(begin)

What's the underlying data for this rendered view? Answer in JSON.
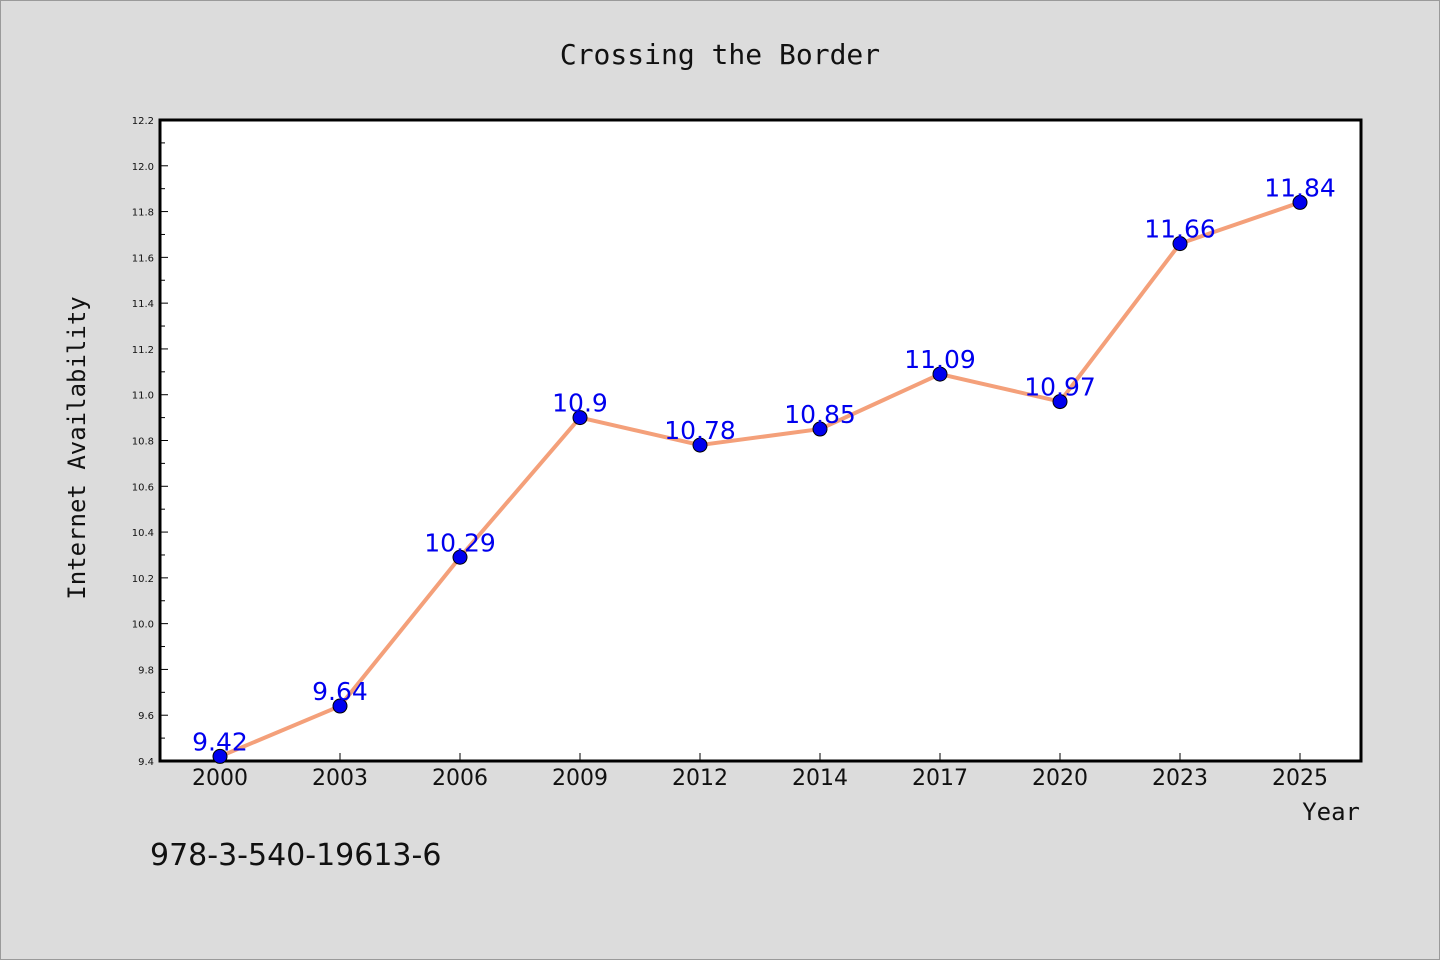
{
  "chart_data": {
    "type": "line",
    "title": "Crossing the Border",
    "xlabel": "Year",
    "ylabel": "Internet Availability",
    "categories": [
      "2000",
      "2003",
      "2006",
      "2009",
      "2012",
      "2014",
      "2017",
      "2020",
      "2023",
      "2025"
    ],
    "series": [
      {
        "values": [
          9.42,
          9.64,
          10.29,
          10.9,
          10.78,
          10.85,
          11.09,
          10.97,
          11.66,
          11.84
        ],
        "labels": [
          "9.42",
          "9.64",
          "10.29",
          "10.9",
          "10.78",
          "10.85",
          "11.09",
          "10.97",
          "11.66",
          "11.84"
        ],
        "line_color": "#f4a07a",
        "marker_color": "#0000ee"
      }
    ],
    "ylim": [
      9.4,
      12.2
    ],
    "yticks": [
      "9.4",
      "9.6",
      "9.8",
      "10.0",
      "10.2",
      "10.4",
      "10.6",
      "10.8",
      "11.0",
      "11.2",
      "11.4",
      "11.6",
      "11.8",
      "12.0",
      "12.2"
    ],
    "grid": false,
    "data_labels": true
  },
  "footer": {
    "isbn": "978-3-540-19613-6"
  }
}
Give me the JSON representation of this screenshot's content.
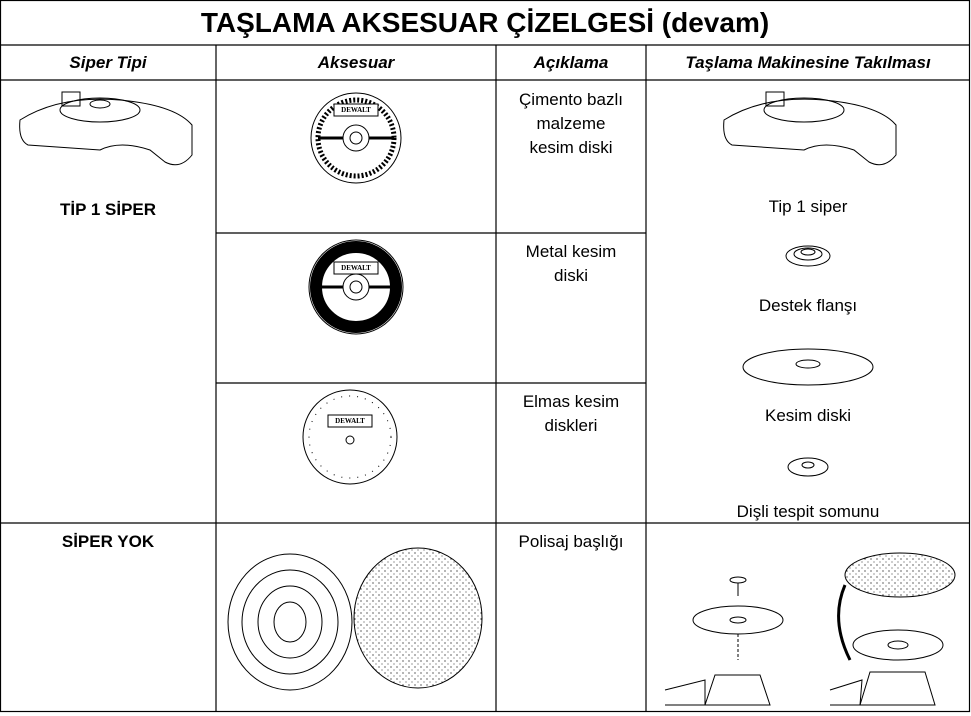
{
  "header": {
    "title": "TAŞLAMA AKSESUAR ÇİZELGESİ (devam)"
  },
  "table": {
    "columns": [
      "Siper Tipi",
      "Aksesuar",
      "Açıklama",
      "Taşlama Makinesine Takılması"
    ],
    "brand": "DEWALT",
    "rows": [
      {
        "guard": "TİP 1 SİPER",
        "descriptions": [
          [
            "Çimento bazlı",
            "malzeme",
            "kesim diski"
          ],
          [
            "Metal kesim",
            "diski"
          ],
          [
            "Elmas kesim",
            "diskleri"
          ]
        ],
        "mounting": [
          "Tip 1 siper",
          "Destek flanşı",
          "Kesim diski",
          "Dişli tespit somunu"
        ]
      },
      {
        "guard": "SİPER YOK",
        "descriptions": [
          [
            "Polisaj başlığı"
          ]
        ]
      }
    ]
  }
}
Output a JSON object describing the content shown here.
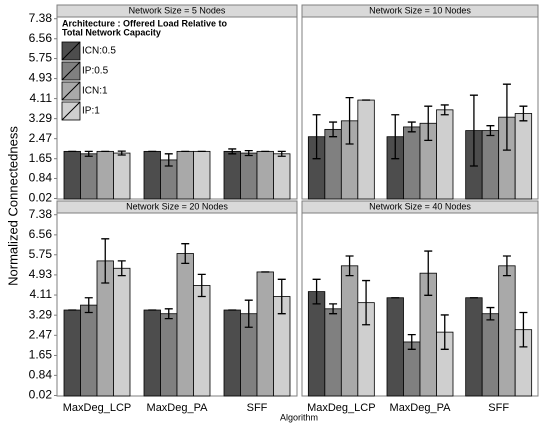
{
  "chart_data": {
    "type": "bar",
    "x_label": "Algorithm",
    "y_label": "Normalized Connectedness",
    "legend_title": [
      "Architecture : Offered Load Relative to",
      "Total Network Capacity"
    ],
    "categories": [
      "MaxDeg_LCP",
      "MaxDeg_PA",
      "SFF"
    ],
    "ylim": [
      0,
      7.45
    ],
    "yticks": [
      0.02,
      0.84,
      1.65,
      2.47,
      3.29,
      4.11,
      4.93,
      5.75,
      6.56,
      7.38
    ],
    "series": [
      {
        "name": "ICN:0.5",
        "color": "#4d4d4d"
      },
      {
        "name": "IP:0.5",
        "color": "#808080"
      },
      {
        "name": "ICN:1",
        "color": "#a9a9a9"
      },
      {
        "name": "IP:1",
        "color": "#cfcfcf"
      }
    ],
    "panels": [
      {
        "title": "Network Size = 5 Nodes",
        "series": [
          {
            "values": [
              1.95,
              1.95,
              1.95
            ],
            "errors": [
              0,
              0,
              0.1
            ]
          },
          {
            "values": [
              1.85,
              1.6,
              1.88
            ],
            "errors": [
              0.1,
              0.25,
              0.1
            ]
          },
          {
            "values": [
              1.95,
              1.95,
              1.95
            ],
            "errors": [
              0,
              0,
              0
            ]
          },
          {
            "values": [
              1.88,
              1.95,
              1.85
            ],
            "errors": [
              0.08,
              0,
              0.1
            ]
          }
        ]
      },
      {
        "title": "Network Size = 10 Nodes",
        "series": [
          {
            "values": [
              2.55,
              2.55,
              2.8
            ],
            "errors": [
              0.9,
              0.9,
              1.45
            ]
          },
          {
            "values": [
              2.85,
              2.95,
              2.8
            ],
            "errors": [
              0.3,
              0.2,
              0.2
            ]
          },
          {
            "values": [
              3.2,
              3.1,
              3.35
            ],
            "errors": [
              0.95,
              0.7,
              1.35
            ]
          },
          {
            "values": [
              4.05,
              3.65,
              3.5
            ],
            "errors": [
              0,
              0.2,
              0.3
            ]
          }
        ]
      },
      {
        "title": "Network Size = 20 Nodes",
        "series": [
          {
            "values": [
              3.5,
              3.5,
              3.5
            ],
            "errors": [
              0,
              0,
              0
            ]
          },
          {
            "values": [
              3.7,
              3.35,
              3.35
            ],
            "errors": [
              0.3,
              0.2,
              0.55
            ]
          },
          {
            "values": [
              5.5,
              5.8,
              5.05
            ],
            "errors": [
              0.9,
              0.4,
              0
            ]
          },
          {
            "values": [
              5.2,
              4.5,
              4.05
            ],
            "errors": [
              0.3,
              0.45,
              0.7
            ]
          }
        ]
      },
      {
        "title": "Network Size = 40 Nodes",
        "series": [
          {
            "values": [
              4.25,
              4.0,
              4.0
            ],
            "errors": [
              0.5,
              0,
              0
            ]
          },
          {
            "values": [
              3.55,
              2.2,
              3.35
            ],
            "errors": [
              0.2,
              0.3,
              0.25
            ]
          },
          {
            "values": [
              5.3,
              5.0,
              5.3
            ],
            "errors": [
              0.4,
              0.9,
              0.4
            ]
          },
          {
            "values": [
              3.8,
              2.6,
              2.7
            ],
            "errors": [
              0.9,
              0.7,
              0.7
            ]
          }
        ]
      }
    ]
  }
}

(end)
(begin)

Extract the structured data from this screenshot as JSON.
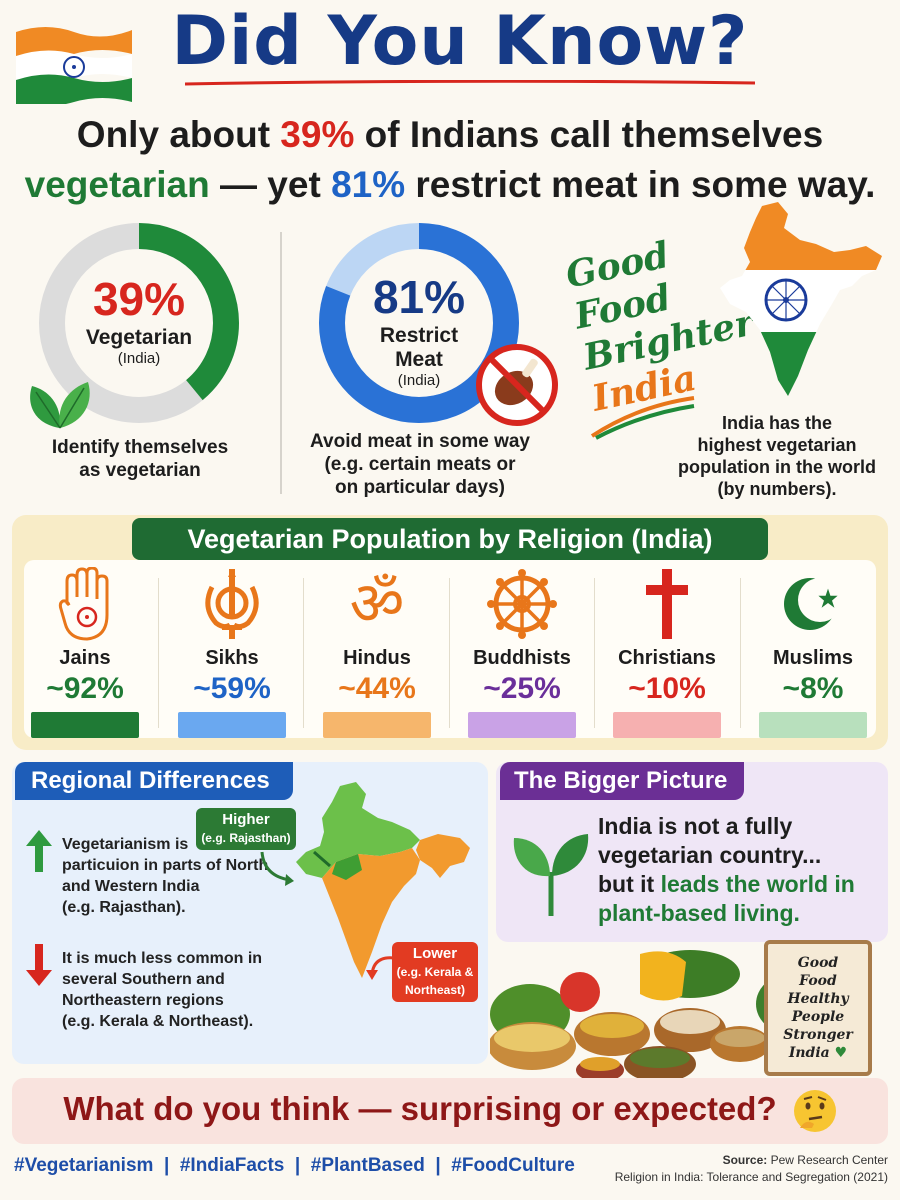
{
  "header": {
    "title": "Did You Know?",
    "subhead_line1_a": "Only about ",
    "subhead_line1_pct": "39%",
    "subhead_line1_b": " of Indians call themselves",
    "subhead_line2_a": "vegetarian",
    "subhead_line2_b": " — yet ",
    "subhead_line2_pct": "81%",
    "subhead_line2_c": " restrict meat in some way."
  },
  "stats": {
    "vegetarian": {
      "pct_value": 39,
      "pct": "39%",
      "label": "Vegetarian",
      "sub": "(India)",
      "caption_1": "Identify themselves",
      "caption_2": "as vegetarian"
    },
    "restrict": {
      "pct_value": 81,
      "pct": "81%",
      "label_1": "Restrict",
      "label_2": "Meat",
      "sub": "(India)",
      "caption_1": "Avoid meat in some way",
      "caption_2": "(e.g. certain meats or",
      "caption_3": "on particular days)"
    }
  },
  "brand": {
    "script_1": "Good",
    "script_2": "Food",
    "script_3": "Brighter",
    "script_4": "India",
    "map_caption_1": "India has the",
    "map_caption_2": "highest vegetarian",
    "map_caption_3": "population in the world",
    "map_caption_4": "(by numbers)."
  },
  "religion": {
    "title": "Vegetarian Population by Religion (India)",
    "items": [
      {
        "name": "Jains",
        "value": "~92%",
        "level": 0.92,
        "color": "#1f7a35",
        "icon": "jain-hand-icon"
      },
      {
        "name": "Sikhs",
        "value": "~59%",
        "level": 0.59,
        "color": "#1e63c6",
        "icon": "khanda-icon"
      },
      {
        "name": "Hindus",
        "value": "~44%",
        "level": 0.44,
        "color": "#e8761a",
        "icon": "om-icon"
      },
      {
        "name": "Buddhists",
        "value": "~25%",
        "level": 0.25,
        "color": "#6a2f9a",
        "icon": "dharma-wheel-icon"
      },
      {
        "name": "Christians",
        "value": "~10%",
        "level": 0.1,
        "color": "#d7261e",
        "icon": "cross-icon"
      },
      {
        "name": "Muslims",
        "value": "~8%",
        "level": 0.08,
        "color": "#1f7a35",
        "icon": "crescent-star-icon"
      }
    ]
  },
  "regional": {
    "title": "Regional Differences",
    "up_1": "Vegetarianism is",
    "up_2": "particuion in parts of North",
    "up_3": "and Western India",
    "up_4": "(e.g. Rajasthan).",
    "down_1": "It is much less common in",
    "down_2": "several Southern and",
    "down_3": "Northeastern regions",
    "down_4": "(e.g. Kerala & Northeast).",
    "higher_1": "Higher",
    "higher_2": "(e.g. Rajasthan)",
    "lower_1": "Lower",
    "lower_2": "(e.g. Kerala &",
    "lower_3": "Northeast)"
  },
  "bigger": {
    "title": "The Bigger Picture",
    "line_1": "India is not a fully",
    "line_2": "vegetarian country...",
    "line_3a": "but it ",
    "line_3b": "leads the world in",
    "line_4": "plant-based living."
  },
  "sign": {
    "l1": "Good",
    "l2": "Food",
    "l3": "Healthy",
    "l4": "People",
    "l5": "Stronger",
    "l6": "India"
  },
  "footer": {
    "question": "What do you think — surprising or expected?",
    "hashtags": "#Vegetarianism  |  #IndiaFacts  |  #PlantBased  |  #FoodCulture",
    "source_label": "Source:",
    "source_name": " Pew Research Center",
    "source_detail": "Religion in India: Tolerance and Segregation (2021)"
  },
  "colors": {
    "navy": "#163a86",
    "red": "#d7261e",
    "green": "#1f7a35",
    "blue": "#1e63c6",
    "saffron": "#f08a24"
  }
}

(end)

*Written problem:*
Look over the records above and copy each line that includes the string "level".

*Solution to the exercise:*
        "level": 0.92,
        "level": 0.59,
        "level": 0.44,
        "level": 0.25,
        "level": 0.1,
        "level": 0.08,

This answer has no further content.